··· Raw data
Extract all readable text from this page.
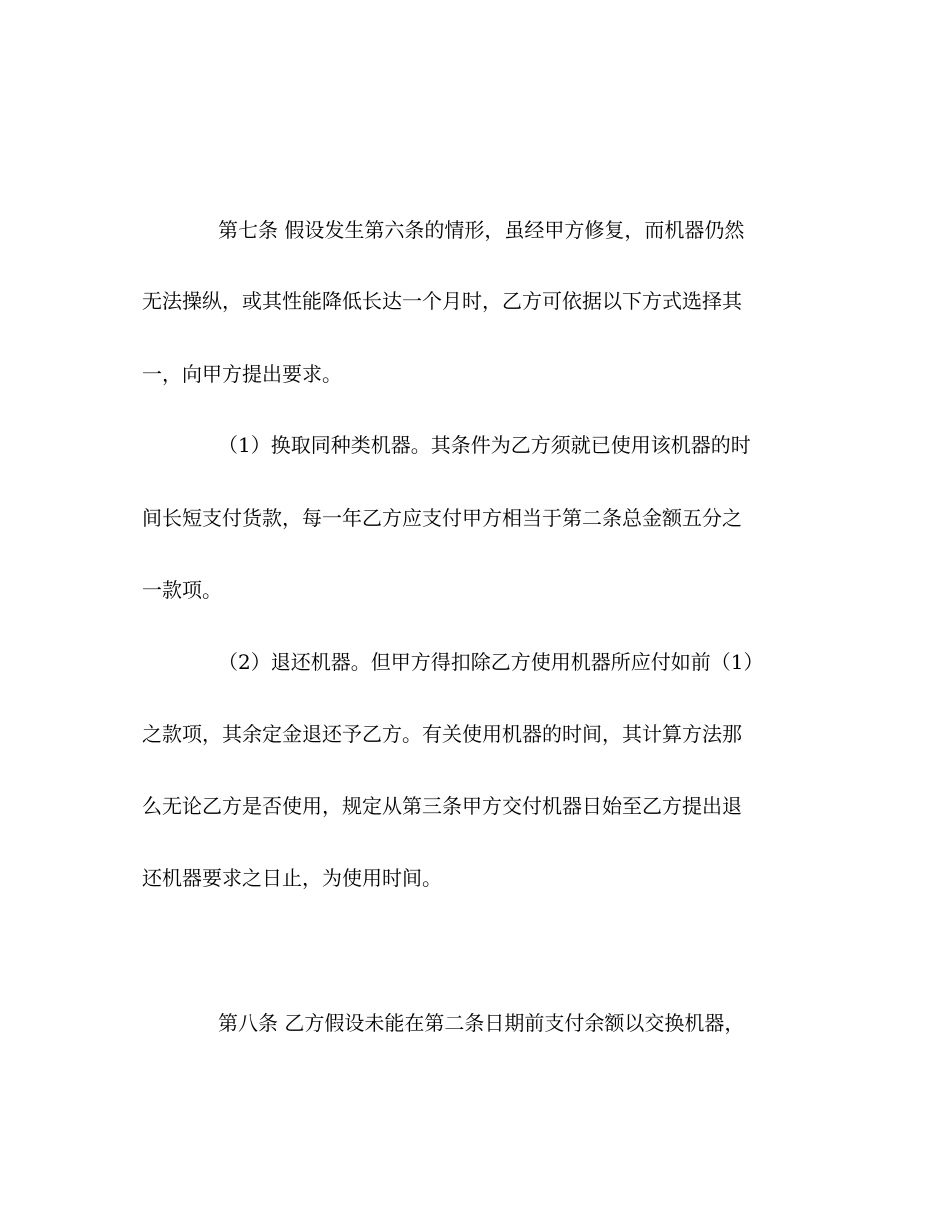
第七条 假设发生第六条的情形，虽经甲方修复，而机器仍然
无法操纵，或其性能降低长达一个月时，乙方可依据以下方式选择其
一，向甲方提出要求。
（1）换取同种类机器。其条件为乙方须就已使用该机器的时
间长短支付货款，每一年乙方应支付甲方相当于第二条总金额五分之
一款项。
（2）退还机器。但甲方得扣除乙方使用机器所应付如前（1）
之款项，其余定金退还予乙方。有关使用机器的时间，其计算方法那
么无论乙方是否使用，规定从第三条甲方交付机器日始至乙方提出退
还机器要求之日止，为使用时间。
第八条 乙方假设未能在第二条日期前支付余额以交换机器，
······
What to work on —
Write out the material above again, word for word, minus its pictures.

Final answer —
Extract all readable text from this page.
第七条 假设发生第六条的情形，虽经甲方修复，而机器仍然
无法操纵，或其性能降低长达一个月时，乙方可依据以下方式选择其
一，向甲方提出要求。
（1）换取同种类机器。其条件为乙方须就已使用该机器的时
间长短支付货款，每一年乙方应支付甲方相当于第二条总金额五分之
一款项。
（2）退还机器。但甲方得扣除乙方使用机器所应付如前（1）
之款项，其余定金退还予乙方。有关使用机器的时间，其计算方法那
么无论乙方是否使用，规定从第三条甲方交付机器日始至乙方提出退
还机器要求之日止，为使用时间。
第八条 乙方假设未能在第二条日期前支付余额以交换机器，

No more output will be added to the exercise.